--- Directions for this task ---
Reproduce all the lines exactly as they stand, apart from the pictures.

>> Start Data in this exercise

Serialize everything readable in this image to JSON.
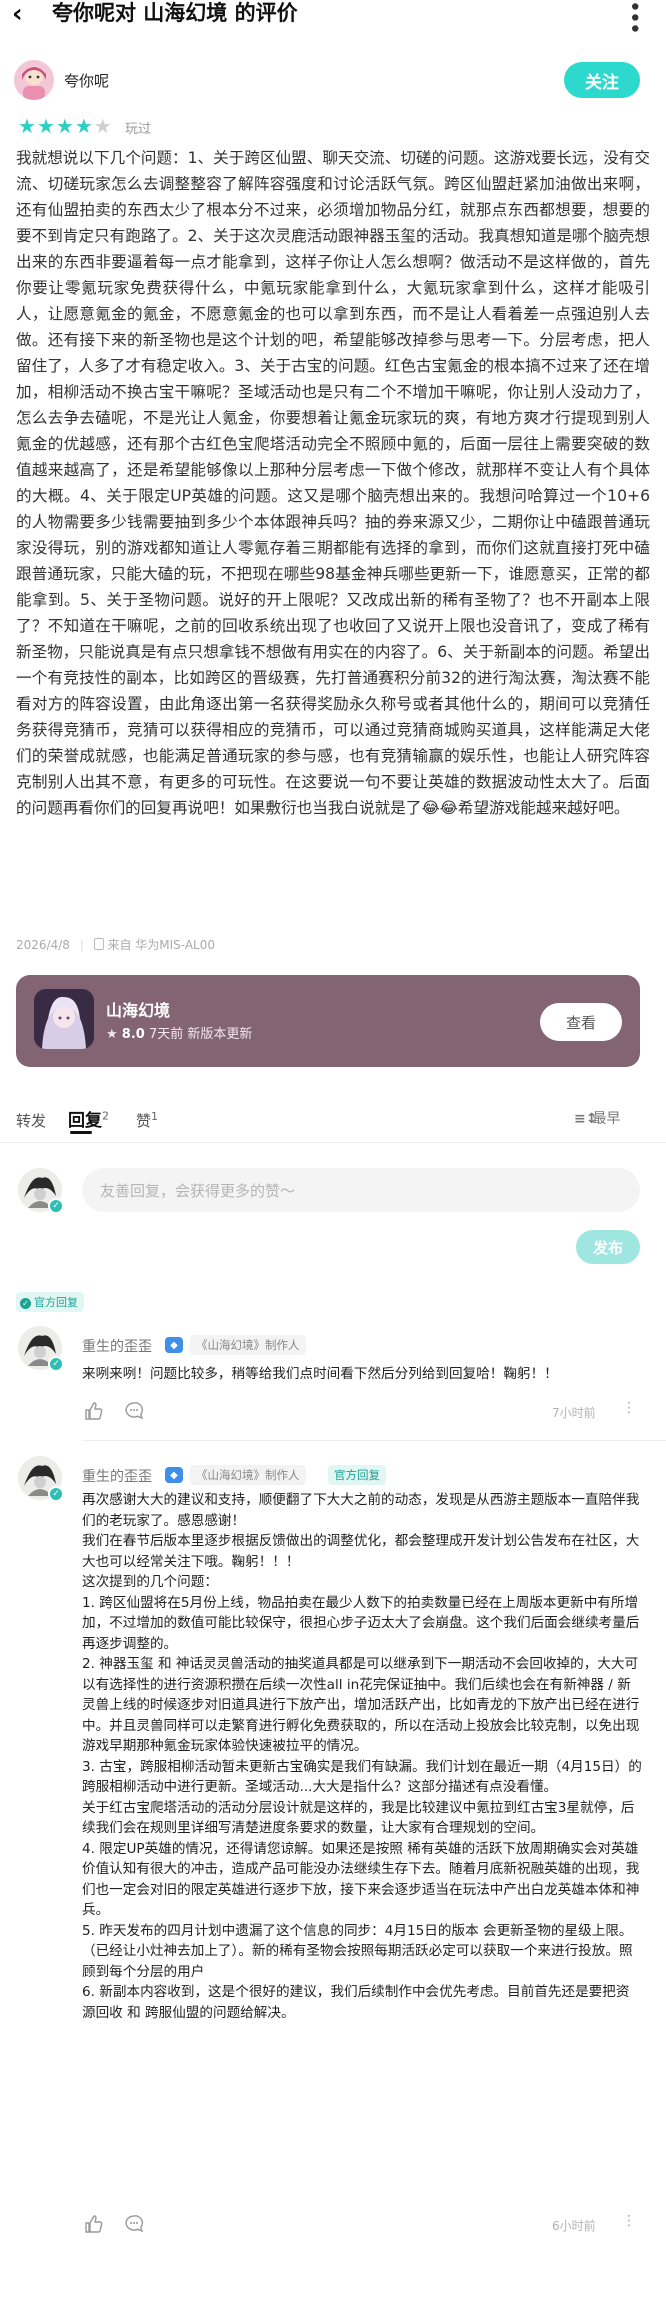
{
  "header": {
    "back_icon": "chevron-left-icon",
    "title": "夸你呢对 山海幻境 的评价",
    "more_icon": "more-vertical-icon"
  },
  "reviewer": {
    "name": "夸你呢",
    "follow_label": "关注",
    "rating": 4,
    "rating_max": 5,
    "status": "玩过"
  },
  "review": {
    "paragraphs": [
      "我就想说以下几个问题：1、关于跨区仙盟、聊天交流、切磋的问题。这游戏要长远，没有交流、切磋玩家怎么去调整整容了解阵容强度和讨论活跃气氛。跨区仙盟赶紧加油做出来啊，还有仙盟拍卖的东西太少了根本分不过来，必须增加物品分红，就那点东西都想要，想要的要不到肯定只有跑路了。2、关于这次灵鹿活动跟神器玉玺的活动。我真想知道是哪个脑壳想出来的东西非要逼着每一点才能拿到，这样子你让人怎么想啊？做活动不是这样做的，首先你要让零氪玩家免费获得什么，中氪玩家能拿到什么，大氪玩家拿到什么，这样才能吸引人，让愿意氪金的氪金，不愿意氪金的也可以拿到东西，而不是让人看着差一点强迫别人去做。还有接下来的新圣物也是这个计划的吧，希望能够改掉参与思考一下。分层考虑，把人留住了，人多了才有稳定收入。3、关于古宝的问题。红色古宝氪金的根本搞不过来了还在增加，相柳活动不换古宝干嘛呢？圣域活动也是只有二个不增加干嘛呢，你让别人没动力了，怎么去争去磕呢，不是光让人氪金，你要想着让氪金玩家玩的爽，有地方爽才行提现到别人氪金的优越感，还有那个古红色宝爬塔活动完全不照顾中氪的，后面一层往上需要突破的数值越来越高了，还是希望能够像以上那种分层考虑一下做个修改，就那样不变让人有个具体的大概。4、关于限定UP英雄的问题。这又是哪个脑壳想出来的。我想问哈算过一个10+6的人物需要多少钱需要抽到多少个本体跟神兵吗？抽的券来源又少，二期你让中磕跟普通玩家没得玩，别的游戏都知道让人零氪存着三期都能有选择的拿到，而你们这就直接打死中磕跟普通玩家，只能大磕的玩，不把现在哪些98基金神兵哪些更新一下，谁愿意买，正常的都能拿到。5、关于圣物问题。说好的开上限呢？又改成出新的稀有圣物了？也不开副本上限了？不知道在干嘛呢，之前的回收系统出现了也收回了又说开上限也没音讯了，变成了稀有新圣物，只能说真是有点只想拿钱不想做有用实在的内容了。6、关于新副本的问题。希望出一个有竞技性的副本，比如跨区的晋级赛，先打普通赛积分前32的进行淘汰赛，淘汰赛不能看对方的阵容设置，由此角逐出第一名获得奖励永久称号或者其他什么的，期间可以竞猜任务获得竞猜币，竞猜可以获得相应的竞猜币，可以通过竞猜商城购买道具，这样能满足大佬们的荣誉成就感，也能满足普通玩家的参与感，也有竞猜输赢的娱乐性，也能让人研究阵容克制别人出其不意，有更多的可玩性。在这要说一句不要让英雄的数据波动性太大了。后面的问题再看你们的回复再说吧！如果敷衍也当我白说就是了😂😂希望游戏能越来越好吧。"
    ],
    "date": "2026/4/8",
    "source": "来自 华为MIS-AL00"
  },
  "game_card": {
    "name": "山海幻境",
    "score": "8.0",
    "updated": "7天前 新版本更新",
    "view_label": "查看"
  },
  "tabs": {
    "share": "转发",
    "reply": "回复",
    "reply_count": "2",
    "like": "赞",
    "like_count": "1",
    "sort": "最早"
  },
  "composer": {
    "placeholder": "友善回复，会获得更多的赞～",
    "publish_label": "发布"
  },
  "official_tag": "官方回复",
  "comments": [
    {
      "name": "重生的歪歪",
      "dev_icon": "developer-icon",
      "role": "《山海幻境》制作人",
      "badge": "",
      "paragraphs": [
        "来咧来咧！问题比较多，稍等给我们点时间看下然后分列给到回复哈！鞠躬！！"
      ],
      "time": "7小时前"
    },
    {
      "name": "重生的歪歪",
      "dev_icon": "developer-icon",
      "role": "《山海幻境》制作人",
      "badge": "官方回复",
      "paragraphs": [
        "再次感谢大大的建议和支持，顺便翻了下大大之前的动态，发现是从西游主题版本一直陪伴我们的老玩家了。感恩感谢！",
        "我们在春节后版本里逐步根据反馈做出的调整优化，都会整理成开发计划公告发布在社区，大大也可以经常关注下哦。鞠躬！！！",
        "这次提到的几个问题：",
        "1. 跨区仙盟将在5月份上线，物品拍卖在最少人数下的拍卖数量已经在上周版本更新中有所增加，不过增加的数值可能比较保守，很担心步子迈太大了会崩盘。这个我们后面会继续考量后再逐步调整的。",
        "2. 神器玉玺 和 神话灵灵兽活动的抽奖道具都是可以继承到下一期活动不会回收掉的，大大可以有选择性的进行资源积攒在后续一次性all in花完保证抽中。我们后续也会在有新神器 / 新灵兽上线的时候逐步对旧道具进行下放产出，增加活跃产出，比如青龙的下放产出已经在进行中。并且灵兽同样可以走繁育进行孵化免费获取的，所以在活动上投放会比较克制，以免出现游戏早期那种氪金玩家体验快速被拉平的情况。",
        "3. 古宝，跨服相柳活动暂未更新古宝确实是我们有缺漏。我们计划在最近一期（4月15日）的跨服相柳活动中进行更新。圣域活动...大大是指什么？这部分描述有点没看懂。",
        "关于红古宝爬塔活动的活动分层设计就是这样的，我是比较建议中氪拉到红古宝3星就停，后续我们会在规则里详细写清楚进度条要求的数量，让大家有合理规划的空间。",
        "4. 限定UP英雄的情况，还得请您谅解。如果还是按照 稀有英雄的活跃下放周期确实会对英雄价值认知有很大的冲击，造成产品可能没办法继续生存下去。随着月底新祝融英雄的出现，我们也一定会对旧的限定英雄进行逐步下放，接下来会逐步适当在玩法中产出白龙英雄本体和神兵。",
        "5. 昨天发布的四月计划中遗漏了这个信息的同步：4月15日的版本 会更新圣物的星级上限。（已经让小灶神去加上了）。新的稀有圣物会按照每期活跃必定可以获取一个来进行投放。照顾到每个分层的用户",
        "6. 新副本内容收到，这是个很好的建议，我们后续制作中会优先考虑。目前首先还是要把资源回收 和 跨服仙盟的问题给解决。"
      ],
      "time": "6小时前"
    }
  ]
}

>> End Data in this exercise

--- Correct output ---
Serialize everything readable in this image to JSON.
{
  "header": {
    "back_icon": "chevron-left-icon",
    "title": "夸你呢对 山海幻境 的评价",
    "more_icon": "more-vertical-icon"
  },
  "reviewer": {
    "name": "夸你呢",
    "follow_label": "关注",
    "rating": 4,
    "rating_max": 5,
    "status": "玩过"
  },
  "review": {
    "paragraphs": [
      "我就想说以下几个问题：1、关于跨区仙盟、聊天交流、切磋的问题。这游戏要长远，没有交流、切磋玩家怎么去调整整容了解阵容强度和讨论活跃气氛。跨区仙盟赶紧加油做出来啊，还有仙盟拍卖的东西太少了根本分不过来，必须增加物品分红，就那点东西都想要，想要的要不到肯定只有跑路了。2、关于这次灵鹿活动跟神器玉玺的活动。我真想知道是哪个脑壳想出来的东西非要逼着每一点才能拿到，这样子你让人怎么想啊？做活动不是这样做的，首先你要让零氪玩家免费获得什么，中氪玩家能拿到什么，大氪玩家拿到什么，这样才能吸引人，让愿意氪金的氪金，不愿意氪金的也可以拿到东西，而不是让人看着差一点强迫别人去做。还有接下来的新圣物也是这个计划的吧，希望能够改掉参与思考一下。分层考虑，把人留住了，人多了才有稳定收入。3、关于古宝的问题。红色古宝氪金的根本搞不过来了还在增加，相柳活动不换古宝干嘛呢？圣域活动也是只有二个不增加干嘛呢，你让别人没动力了，怎么去争去磕呢，不是光让人氪金，你要想着让氪金玩家玩的爽，有地方爽才行提现到别人氪金的优越感，还有那个古红色宝爬塔活动完全不照顾中氪的，后面一层往上需要突破的数值越来越高了，还是希望能够像以上那种分层考虑一下做个修改，就那样不变让人有个具体的大概。4、关于限定UP英雄的问题。这又是哪个脑壳想出来的。我想问哈算过一个10+6的人物需要多少钱需要抽到多少个本体跟神兵吗？抽的券来源又少，二期你让中磕跟普通玩家没得玩，别的游戏都知道让人零氪存着三期都能有选择的拿到，而你们这就直接打死中磕跟普通玩家，只能大磕的玩，不把现在哪些98基金神兵哪些更新一下，谁愿意买，正常的都能拿到。5、关于圣物问题。说好的开上限呢？又改成出新的稀有圣物了？也不开副本上限了？不知道在干嘛呢，之前的回收系统出现了也收回了又说开上限也没音讯了，变成了稀有新圣物，只能说真是有点只想拿钱不想做有用实在的内容了。6、关于新副本的问题。希望出一个有竞技性的副本，比如跨区的晋级赛，先打普通赛积分前32的进行淘汰赛，淘汰赛不能看对方的阵容设置，由此角逐出第一名获得奖励永久称号或者其他什么的，期间可以竞猜任务获得竞猜币，竞猜可以获得相应的竞猜币，可以通过竞猜商城购买道具，这样能满足大佬们的荣誉成就感，也能满足普通玩家的参与感，也有竞猜输赢的娱乐性，也能让人研究阵容克制别人出其不意，有更多的可玩性。在这要说一句不要让英雄的数据波动性太大了。后面的问题再看你们的回复再说吧！如果敷衍也当我白说就是了😂😂希望游戏能越来越好吧。"
    ],
    "date": "2026/4/8",
    "source": "来自 华为MIS-AL00"
  },
  "game_card": {
    "name": "山海幻境",
    "score": "8.0",
    "updated": "7天前 新版本更新",
    "view_label": "查看"
  },
  "tabs": {
    "share": "转发",
    "reply": "回复",
    "reply_count": "2",
    "like": "赞",
    "like_count": "1",
    "sort": "最早"
  },
  "composer": {
    "placeholder": "友善回复，会获得更多的赞～",
    "publish_label": "发布"
  },
  "official_tag": "官方回复",
  "comments": [
    {
      "name": "重生的歪歪",
      "dev_icon": "developer-icon",
      "role": "《山海幻境》制作人",
      "badge": "",
      "paragraphs": [
        "来咧来咧！问题比较多，稍等给我们点时间看下然后分列给到回复哈！鞠躬！！"
      ],
      "time": "7小时前"
    },
    {
      "name": "重生的歪歪",
      "dev_icon": "developer-icon",
      "role": "《山海幻境》制作人",
      "badge": "官方回复",
      "paragraphs": [
        "再次感谢大大的建议和支持，顺便翻了下大大之前的动态，发现是从西游主题版本一直陪伴我们的老玩家了。感恩感谢！",
        "我们在春节后版本里逐步根据反馈做出的调整优化，都会整理成开发计划公告发布在社区，大大也可以经常关注下哦。鞠躬！！！",
        "这次提到的几个问题：",
        "1. 跨区仙盟将在5月份上线，物品拍卖在最少人数下的拍卖数量已经在上周版本更新中有所增加，不过增加的数值可能比较保守，很担心步子迈太大了会崩盘。这个我们后面会继续考量后再逐步调整的。",
        "2. 神器玉玺 和 神话灵灵兽活动的抽奖道具都是可以继承到下一期活动不会回收掉的，大大可以有选择性的进行资源积攒在后续一次性all in花完保证抽中。我们后续也会在有新神器 / 新灵兽上线的时候逐步对旧道具进行下放产出，增加活跃产出，比如青龙的下放产出已经在进行中。并且灵兽同样可以走繁育进行孵化免费获取的，所以在活动上投放会比较克制，以免出现游戏早期那种氪金玩家体验快速被拉平的情况。",
        "3. 古宝，跨服相柳活动暂未更新古宝确实是我们有缺漏。我们计划在最近一期（4月15日）的跨服相柳活动中进行更新。圣域活动...大大是指什么？这部分描述有点没看懂。",
        "关于红古宝爬塔活动的活动分层设计就是这样的，我是比较建议中氪拉到红古宝3星就停，后续我们会在规则里详细写清楚进度条要求的数量，让大家有合理规划的空间。",
        "4. 限定UP英雄的情况，还得请您谅解。如果还是按照 稀有英雄的活跃下放周期确实会对英雄价值认知有很大的冲击，造成产品可能没办法继续生存下去。随着月底新祝融英雄的出现，我们也一定会对旧的限定英雄进行逐步下放，接下来会逐步适当在玩法中产出白龙英雄本体和神兵。",
        "5. 昨天发布的四月计划中遗漏了这个信息的同步：4月15日的版本 会更新圣物的星级上限。（已经让小灶神去加上了）。新的稀有圣物会按照每期活跃必定可以获取一个来进行投放。照顾到每个分层的用户",
        "6. 新副本内容收到，这是个很好的建议，我们后续制作中会优先考虑。目前首先还是要把资源回收 和 跨服仙盟的问题给解决。"
      ],
      "time": "6小时前"
    }
  ]
}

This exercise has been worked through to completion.